EXERCISE: Copy out each line of the material below with no changes.

RECORD EXTRACTS:
════════════════
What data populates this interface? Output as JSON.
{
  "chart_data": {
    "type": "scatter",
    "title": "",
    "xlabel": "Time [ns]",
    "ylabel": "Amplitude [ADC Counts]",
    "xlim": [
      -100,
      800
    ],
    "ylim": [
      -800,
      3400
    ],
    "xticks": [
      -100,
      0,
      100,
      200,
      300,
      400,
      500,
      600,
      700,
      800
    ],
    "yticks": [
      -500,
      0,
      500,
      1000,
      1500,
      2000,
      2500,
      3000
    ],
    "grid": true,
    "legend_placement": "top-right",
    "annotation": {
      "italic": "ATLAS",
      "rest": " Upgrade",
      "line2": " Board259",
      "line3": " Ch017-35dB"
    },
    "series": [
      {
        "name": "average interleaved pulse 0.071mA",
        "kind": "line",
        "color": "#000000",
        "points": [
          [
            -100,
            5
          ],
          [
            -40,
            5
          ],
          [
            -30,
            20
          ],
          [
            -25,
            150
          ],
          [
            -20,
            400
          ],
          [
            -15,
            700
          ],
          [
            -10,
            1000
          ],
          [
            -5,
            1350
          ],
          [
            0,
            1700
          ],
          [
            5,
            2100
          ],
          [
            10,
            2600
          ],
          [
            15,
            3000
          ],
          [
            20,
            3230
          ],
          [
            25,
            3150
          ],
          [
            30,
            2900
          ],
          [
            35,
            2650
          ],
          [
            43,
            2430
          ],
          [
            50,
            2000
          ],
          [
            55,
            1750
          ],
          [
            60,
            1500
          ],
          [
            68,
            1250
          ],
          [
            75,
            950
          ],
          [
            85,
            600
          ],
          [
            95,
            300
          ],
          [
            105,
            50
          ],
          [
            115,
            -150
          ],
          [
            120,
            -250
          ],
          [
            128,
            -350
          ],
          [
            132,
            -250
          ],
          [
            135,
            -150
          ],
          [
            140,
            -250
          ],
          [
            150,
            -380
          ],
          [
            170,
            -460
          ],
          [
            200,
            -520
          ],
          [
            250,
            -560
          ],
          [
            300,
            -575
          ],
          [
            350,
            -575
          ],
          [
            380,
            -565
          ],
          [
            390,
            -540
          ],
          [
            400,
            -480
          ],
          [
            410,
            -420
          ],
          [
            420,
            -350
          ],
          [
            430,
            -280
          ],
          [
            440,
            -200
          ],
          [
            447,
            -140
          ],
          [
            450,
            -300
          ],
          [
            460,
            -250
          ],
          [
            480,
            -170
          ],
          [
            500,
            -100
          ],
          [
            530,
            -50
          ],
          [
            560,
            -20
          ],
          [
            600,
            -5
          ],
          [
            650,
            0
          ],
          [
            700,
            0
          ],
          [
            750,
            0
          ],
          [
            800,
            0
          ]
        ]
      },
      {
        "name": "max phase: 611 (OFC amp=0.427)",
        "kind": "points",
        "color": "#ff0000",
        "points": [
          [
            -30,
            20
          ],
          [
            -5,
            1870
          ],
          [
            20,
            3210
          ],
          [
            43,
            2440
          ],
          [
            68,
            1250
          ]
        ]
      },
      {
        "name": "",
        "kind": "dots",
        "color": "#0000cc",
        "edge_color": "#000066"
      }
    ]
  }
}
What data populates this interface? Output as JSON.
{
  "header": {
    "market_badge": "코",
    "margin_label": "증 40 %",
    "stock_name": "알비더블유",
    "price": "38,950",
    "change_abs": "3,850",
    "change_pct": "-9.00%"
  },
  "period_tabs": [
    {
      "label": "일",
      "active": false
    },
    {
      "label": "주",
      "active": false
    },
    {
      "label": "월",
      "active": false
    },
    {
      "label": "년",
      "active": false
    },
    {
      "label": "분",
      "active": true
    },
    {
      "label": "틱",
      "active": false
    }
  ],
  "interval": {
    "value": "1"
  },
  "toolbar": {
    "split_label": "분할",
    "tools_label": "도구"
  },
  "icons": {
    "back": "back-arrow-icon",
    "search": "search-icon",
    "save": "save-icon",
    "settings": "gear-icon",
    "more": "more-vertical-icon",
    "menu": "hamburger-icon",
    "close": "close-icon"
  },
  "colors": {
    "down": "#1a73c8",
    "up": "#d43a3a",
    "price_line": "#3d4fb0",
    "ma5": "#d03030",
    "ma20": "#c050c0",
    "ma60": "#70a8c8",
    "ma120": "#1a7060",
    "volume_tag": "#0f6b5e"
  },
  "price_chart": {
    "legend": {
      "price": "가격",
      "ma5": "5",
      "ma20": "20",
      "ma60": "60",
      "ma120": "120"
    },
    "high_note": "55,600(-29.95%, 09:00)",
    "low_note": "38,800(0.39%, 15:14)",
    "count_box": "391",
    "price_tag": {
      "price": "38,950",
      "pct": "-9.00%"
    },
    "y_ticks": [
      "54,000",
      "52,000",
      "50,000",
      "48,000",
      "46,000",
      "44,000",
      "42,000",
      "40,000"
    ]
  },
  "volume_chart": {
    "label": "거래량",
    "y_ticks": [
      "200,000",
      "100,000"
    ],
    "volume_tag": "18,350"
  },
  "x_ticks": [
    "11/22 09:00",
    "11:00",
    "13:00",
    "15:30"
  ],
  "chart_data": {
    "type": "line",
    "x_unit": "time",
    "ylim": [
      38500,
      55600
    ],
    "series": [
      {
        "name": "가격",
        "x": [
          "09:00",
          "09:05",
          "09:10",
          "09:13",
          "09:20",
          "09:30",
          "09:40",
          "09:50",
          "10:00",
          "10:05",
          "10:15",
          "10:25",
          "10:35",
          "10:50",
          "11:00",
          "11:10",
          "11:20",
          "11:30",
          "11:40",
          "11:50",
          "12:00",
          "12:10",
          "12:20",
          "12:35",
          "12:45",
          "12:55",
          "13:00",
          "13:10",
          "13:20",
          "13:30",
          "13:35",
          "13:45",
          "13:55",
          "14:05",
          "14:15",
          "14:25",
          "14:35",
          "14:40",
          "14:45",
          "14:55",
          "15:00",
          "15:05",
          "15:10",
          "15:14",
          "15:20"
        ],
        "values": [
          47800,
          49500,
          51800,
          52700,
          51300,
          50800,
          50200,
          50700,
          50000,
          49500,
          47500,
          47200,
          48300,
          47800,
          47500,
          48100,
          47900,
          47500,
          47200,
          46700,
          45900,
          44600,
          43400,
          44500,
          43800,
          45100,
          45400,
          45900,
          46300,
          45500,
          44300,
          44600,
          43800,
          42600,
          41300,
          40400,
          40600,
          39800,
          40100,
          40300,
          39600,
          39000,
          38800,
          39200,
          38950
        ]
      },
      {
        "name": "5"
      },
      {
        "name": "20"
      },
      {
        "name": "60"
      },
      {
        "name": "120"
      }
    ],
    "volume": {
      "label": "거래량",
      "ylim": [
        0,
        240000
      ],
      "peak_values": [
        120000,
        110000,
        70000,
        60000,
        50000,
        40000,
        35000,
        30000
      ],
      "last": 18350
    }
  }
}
════════════════
WRITTEN ANSWER:
What data populates this interface? Output as JSON.
{
  "chart_data": {
    "type": "scatter",
    "title": "",
    "xlabel": "Time [ns]",
    "ylabel": "Amplitude [ADC Counts]",
    "xlim": [
      -100,
      800
    ],
    "ylim": [
      -800,
      3400
    ],
    "xticks": [
      -100,
      0,
      100,
      200,
      300,
      400,
      500,
      600,
      700,
      800
    ],
    "yticks": [
      -500,
      0,
      500,
      1000,
      1500,
      2000,
      2500,
      3000
    ],
    "grid": true,
    "legend_placement": "top-right",
    "annotation": {
      "italic": "ATLAS",
      "rest": " Upgrade",
      "line2": " Board259",
      "line3": " Ch017-35dB"
    },
    "series": [
      {
        "name": "average interleaved pulse 0.071mA",
        "kind": "line",
        "color": "#000000",
        "points": [
          [
            -100,
            5
          ],
          [
            -40,
            5
          ],
          [
            -30,
            20
          ],
          [
            -25,
            150
          ],
          [
            -20,
            400
          ],
          [
            -15,
            700
          ],
          [
            -10,
            1000
          ],
          [
            -5,
            1350
          ],
          [
            0,
            1700
          ],
          [
            5,
            2100
          ],
          [
            10,
            2600
          ],
          [
            15,
            3000
          ],
          [
            20,
            3230
          ],
          [
            25,
            3150
          ],
          [
            30,
            2900
          ],
          [
            35,
            2650
          ],
          [
            43,
            2430
          ],
          [
            50,
            2000
          ],
          [
            55,
            1750
          ],
          [
            60,
            1500
          ],
          [
            68,
            1250
          ],
          [
            75,
            950
          ],
          [
            85,
            600
          ],
          [
            95,
            300
          ],
          [
            105,
            50
          ],
          [
            115,
            -150
          ],
          [
            120,
            -250
          ],
          [
            128,
            -350
          ],
          [
            132,
            -250
          ],
          [
            135,
            -150
          ],
          [
            140,
            -250
          ],
          [
            150,
            -380
          ],
          [
            170,
            -460
          ],
          [
            200,
            -520
          ],
          [
            250,
            -560
          ],
          [
            300,
            -575
          ],
          [
            350,
            -575
          ],
          [
            380,
            -565
          ],
          [
            390,
            -540
          ],
          [
            400,
            -480
          ],
          [
            410,
            -420
          ],
          [
            420,
            -350
          ],
          [
            430,
            -280
          ],
          [
            440,
            -200
          ],
          [
            447,
            -140
          ],
          [
            450,
            -300
          ],
          [
            460,
            -250
          ],
          [
            480,
            -170
          ],
          [
            500,
            -100
          ],
          [
            530,
            -50
          ],
          [
            560,
            -20
          ],
          [
            600,
            -5
          ],
          [
            650,
            0
          ],
          [
            700,
            0
          ],
          [
            750,
            0
          ],
          [
            800,
            0
          ]
        ]
      },
      {
        "name": "max phase: 611 (OFC amp=0.427)",
        "kind": "points",
        "color": "#ff0000",
        "points": [
          [
            -30,
            20
          ],
          [
            -5,
            1870
          ],
          [
            20,
            3210
          ],
          [
            43,
            2440
          ],
          [
            68,
            1250
          ]
        ]
      },
      {
        "name": "",
        "kind": "dots",
        "color": "#0000cc",
        "edge_color": "#000066"
      }
    ]
  }
}
What data populates this interface? Output as JSON.
{
  "header": {
    "market_badge": "코",
    "margin_label": "증 40 %",
    "stock_name": "알비더블유",
    "price": "38,950",
    "change_abs": "3,850",
    "change_pct": "-9.00%"
  },
  "period_tabs": [
    {
      "label": "일",
      "active": false
    },
    {
      "label": "주",
      "active": false
    },
    {
      "label": "월",
      "active": false
    },
    {
      "label": "년",
      "active": false
    },
    {
      "label": "분",
      "active": true
    },
    {
      "label": "틱",
      "active": false
    }
  ],
  "interval": {
    "value": "1"
  },
  "toolbar": {
    "split_label": "분할",
    "tools_label": "도구"
  },
  "icons": {
    "back": "back-arrow-icon",
    "search": "search-icon",
    "save": "save-icon",
    "settings": "gear-icon",
    "more": "more-vertical-icon",
    "menu": "hamburger-icon",
    "close": "close-icon"
  },
  "colors": {
    "down": "#1a73c8",
    "up": "#d43a3a",
    "price_line": "#3d4fb0",
    "ma5": "#d03030",
    "ma20": "#c050c0",
    "ma60": "#70a8c8",
    "ma120": "#1a7060",
    "volume_tag": "#0f6b5e"
  },
  "price_chart": {
    "legend": {
      "price": "가격",
      "ma5": "5",
      "ma20": "20",
      "ma60": "60",
      "ma120": "120"
    },
    "high_note": "55,600(-29.95%, 09:00)",
    "low_note": "38,800(0.39%, 15:14)",
    "count_box": "391",
    "price_tag": {
      "price": "38,950",
      "pct": "-9.00%"
    },
    "y_ticks": [
      "54,000",
      "52,000",
      "50,000",
      "48,000",
      "46,000",
      "44,000",
      "42,000",
      "40,000"
    ]
  },
  "volume_chart": {
    "label": "거래량",
    "y_ticks": [
      "200,000",
      "100,000"
    ],
    "volume_tag": "18,350"
  },
  "x_ticks": [
    "11/22 09:00",
    "11:00",
    "13:00",
    "15:30"
  ],
  "chart_data": {
    "type": "line",
    "x_unit": "time",
    "ylim": [
      38500,
      55600
    ],
    "series": [
      {
        "name": "가격",
        "x": [
          "09:00",
          "09:05",
          "09:10",
          "09:13",
          "09:20",
          "09:30",
          "09:40",
          "09:50",
          "10:00",
          "10:05",
          "10:15",
          "10:25",
          "10:35",
          "10:50",
          "11:00",
          "11:10",
          "11:20",
          "11:30",
          "11:40",
          "11:50",
          "12:00",
          "12:10",
          "12:20",
          "12:35",
          "12:45",
          "12:55",
          "13:00",
          "13:10",
          "13:20",
          "13:30",
          "13:35",
          "13:45",
          "13:55",
          "14:05",
          "14:15",
          "14:25",
          "14:35",
          "14:40",
          "14:45",
          "14:55",
          "15:00",
          "15:05",
          "15:10",
          "15:14",
          "15:20"
        ],
        "values": [
          47800,
          49500,
          51800,
          52700,
          51300,
          50800,
          50200,
          50700,
          50000,
          49500,
          47500,
          47200,
          48300,
          47800,
          47500,
          48100,
          47900,
          47500,
          47200,
          46700,
          45900,
          44600,
          43400,
          44500,
          43800,
          45100,
          45400,
          45900,
          46300,
          45500,
          44300,
          44600,
          43800,
          42600,
          41300,
          40400,
          40600,
          39800,
          40100,
          40300,
          39600,
          39000,
          38800,
          39200,
          38950
        ]
      },
      {
        "name": "5"
      },
      {
        "name": "20"
      },
      {
        "name": "60"
      },
      {
        "name": "120"
      }
    ],
    "volume": {
      "label": "거래량",
      "ylim": [
        0,
        240000
      ],
      "peak_values": [
        120000,
        110000,
        70000,
        60000,
        50000,
        40000,
        35000,
        30000
      ],
      "last": 18350
    }
  }
}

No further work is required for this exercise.